Output every entry exactly as written, skipping any pictures.

— begin EXTRACTED ENTRIES —

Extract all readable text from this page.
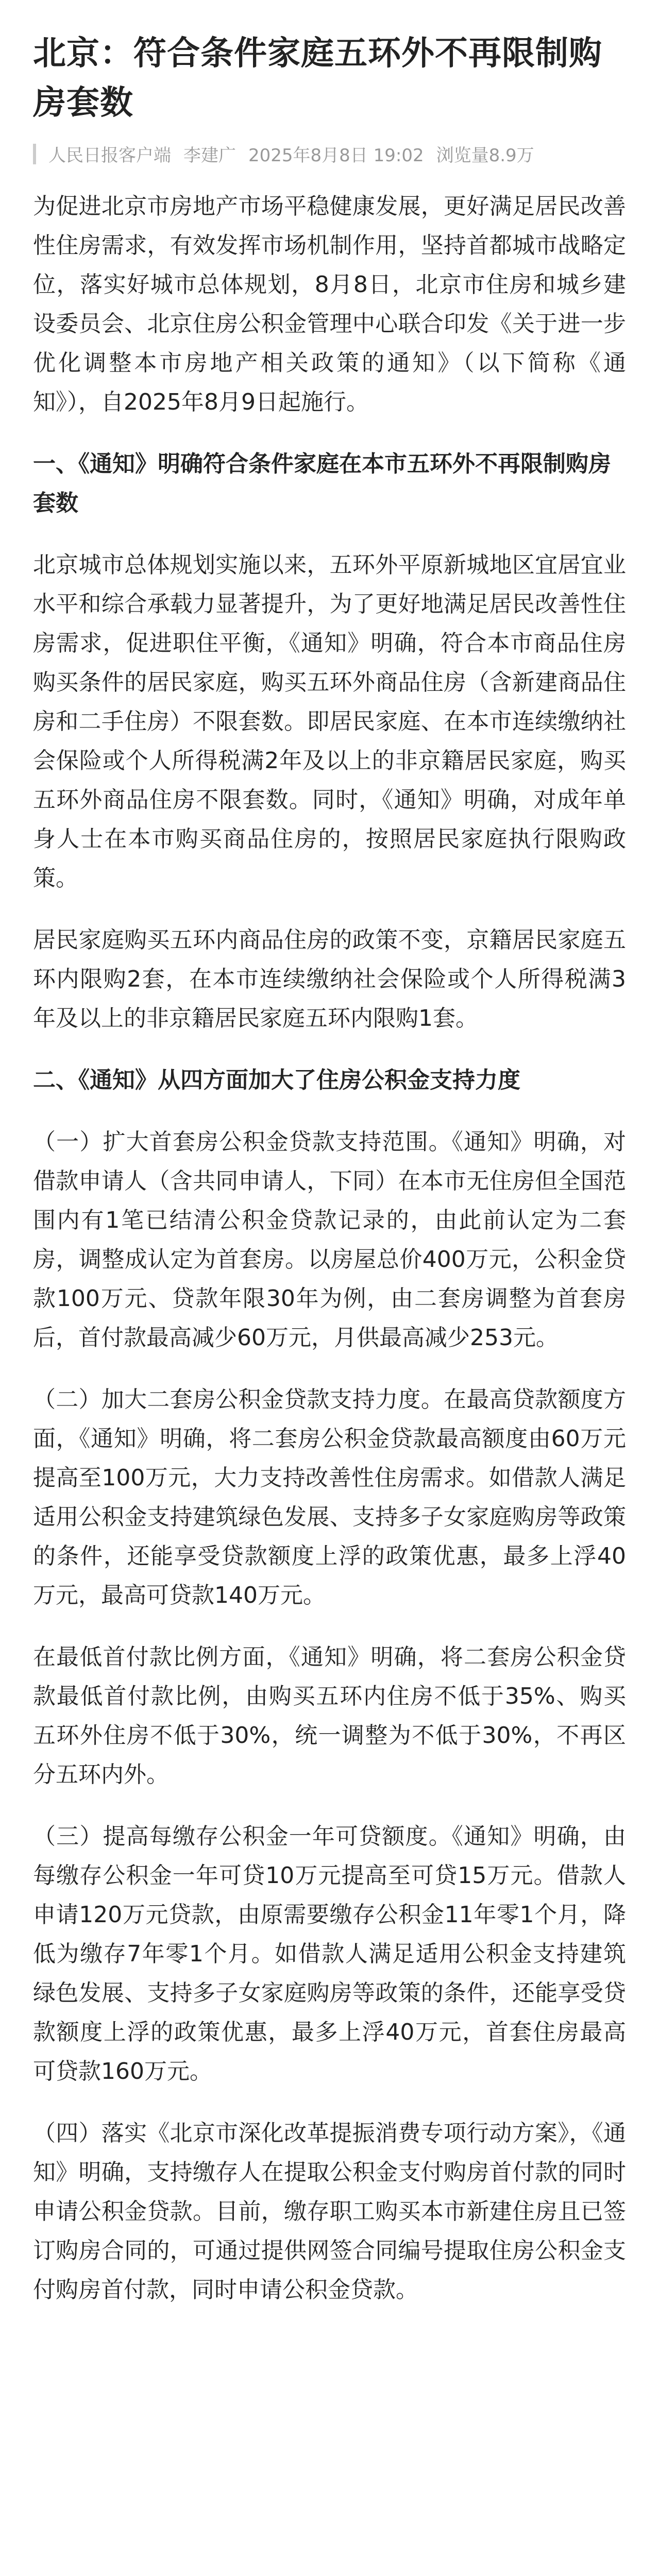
北京：符合条件家庭五环外不再限制购房套数
人民日报客户端 李建广 2025年8月8日 19:02 浏览量8.9万

为促进北京市房地产市场平稳健康发展，更好满足居民改善性住房需求，有效发挥市场机制作用，坚持首都城市战略定位，落实好城市总体规划，8月8日，北京市住房和城乡建设委员会、北京住房公积金管理中心联合印发《关于进一步优化调整本市房地产相关政策的通知》（以下简称《通知》），自2025年8月9日起施行。

一、《通知》明确符合条件家庭在本市五环外不再限制购房套数

北京城市总体规划实施以来，五环外平原新城地区宜居宜业水平和综合承载力显著提升，为了更好地满足居民改善性住房需求，促进职住平衡，《通知》明确，符合本市商品住房购买条件的居民家庭，购买五环外商品住房（含新建商品住房和二手住房）不限套数。即居民家庭、在本市连续缴纳社会保险或个人所得税满2年及以上的非京籍居民家庭，购买五环外商品住房不限套数。同时，《通知》明确，对成年单身人士在本市购买商品住房的，按照居民家庭执行限购政策。

居民家庭购买五环内商品住房的政策不变，京籍居民家庭五环内限购2套，在本市连续缴纳社会保险或个人所得税满3年及以上的非京籍居民家庭五环内限购1套。

二、《通知》从四方面加大了住房公积金支持力度

（一）扩大首套房公积金贷款支持范围。《通知》明确，对借款申请人（含共同申请人，下同）在本市无住房但全国范围内有1笔已结清公积金贷款记录的，由此前认定为二套房，调整成认定为首套房。以房屋总价400万元，公积金贷款100万元、贷款年限30年为例，由二套房调整为首套房后，首付款最高减少60万元，月供最高减少253元。

（二）加大二套房公积金贷款支持力度。在最高贷款额度方面，《通知》明确，将二套房公积金贷款最高额度由60万元提高至100万元，大力支持改善性住房需求。如借款人满足适用公积金支持建筑绿色发展、支持多子女家庭购房等政策的条件，还能享受贷款额度上浮的政策优惠，最多上浮40万元，最高可贷款140万元。

在最低首付款比例方面，《通知》明确，将二套房公积金贷款最低首付款比例，由购买五环内住房不低于35%、购买五环外住房不低于30%，统一调整为不低于30%，不再区分五环内外。

（三）提高每缴存公积金一年可贷额度。《通知》明确，由每缴存公积金一年可贷10万元提高至可贷15万元。借款人申请120万元贷款，由原需要缴存公积金11年零1个月，降低为缴存7年零1个月。如借款人满足适用公积金支持建筑绿色发展、支持多子女家庭购房等政策的条件，还能享受贷款额度上浮的政策优惠，最多上浮40万元，首套住房最高可贷款160万元。

（四）落实《北京市深化改革提振消费专项行动方案》，《通知》明确，支持缴存人在提取公积金支付购房首付款的同时申请公积金贷款。目前，缴存职工购买本市新建住房且已签订购房合同的，可通过提供网签合同编号提取住房公积金支付购房首付款，同时申请公积金贷款。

— end EXTRACTED ENTRIES —

WRITTEN RESPONSE =>
Extract all readable text from this page.
北京：符合条件家庭五环外不再限制购房套数
人民日报客户端 李建广 2025年8月8日 19:02 浏览量8.9万

为促进北京市房地产市场平稳健康发展，更好满足居民改善性住房需求，有效发挥市场机制作用，坚持首都城市战略定位，落实好城市总体规划，8月8日，北京市住房和城乡建设委员会、北京住房公积金管理中心联合印发《关于进一步优化调整本市房地产相关政策的通知》（以下简称《通知》），自2025年8月9日起施行。

一、《通知》明确符合条件家庭在本市五环外不再限制购房套数

北京城市总体规划实施以来，五环外平原新城地区宜居宜业水平和综合承载力显著提升，为了更好地满足居民改善性住房需求，促进职住平衡，《通知》明确，符合本市商品住房购买条件的居民家庭，购买五环外商品住房（含新建商品住房和二手住房）不限套数。即居民家庭、在本市连续缴纳社会保险或个人所得税满2年及以上的非京籍居民家庭，购买五环外商品住房不限套数。同时，《通知》明确，对成年单身人士在本市购买商品住房的，按照居民家庭执行限购政策。

居民家庭购买五环内商品住房的政策不变，京籍居民家庭五环内限购2套，在本市连续缴纳社会保险或个人所得税满3年及以上的非京籍居民家庭五环内限购1套。

二、《通知》从四方面加大了住房公积金支持力度

（一）扩大首套房公积金贷款支持范围。《通知》明确，对借款申请人（含共同申请人，下同）在本市无住房但全国范围内有1笔已结清公积金贷款记录的，由此前认定为二套房，调整成认定为首套房。以房屋总价400万元，公积金贷款100万元、贷款年限30年为例，由二套房调整为首套房后，首付款最高减少60万元，月供最高减少253元。

（二）加大二套房公积金贷款支持力度。在最高贷款额度方面，《通知》明确，将二套房公积金贷款最高额度由60万元提高至100万元，大力支持改善性住房需求。如借款人满足适用公积金支持建筑绿色发展、支持多子女家庭购房等政策的条件，还能享受贷款额度上浮的政策优惠，最多上浮40万元，最高可贷款140万元。

在最低首付款比例方面，《通知》明确，将二套房公积金贷款最低首付款比例，由购买五环内住房不低于35%、购买五环外住房不低于30%，统一调整为不低于30%，不再区分五环内外。

（三）提高每缴存公积金一年可贷额度。《通知》明确，由每缴存公积金一年可贷10万元提高至可贷15万元。借款人申请120万元贷款，由原需要缴存公积金11年零1个月，降低为缴存7年零1个月。如借款人满足适用公积金支持建筑绿色发展、支持多子女家庭购房等政策的条件，还能享受贷款额度上浮的政策优惠，最多上浮40万元，首套住房最高可贷款160万元。

（四）落实《北京市深化改革提振消费专项行动方案》，《通知》明确，支持缴存人在提取公积金支付购房首付款的同时申请公积金贷款。目前，缴存职工购买本市新建住房且已签订购房合同的，可通过提供网签合同编号提取住房公积金支付购房首付款，同时申请公积金贷款。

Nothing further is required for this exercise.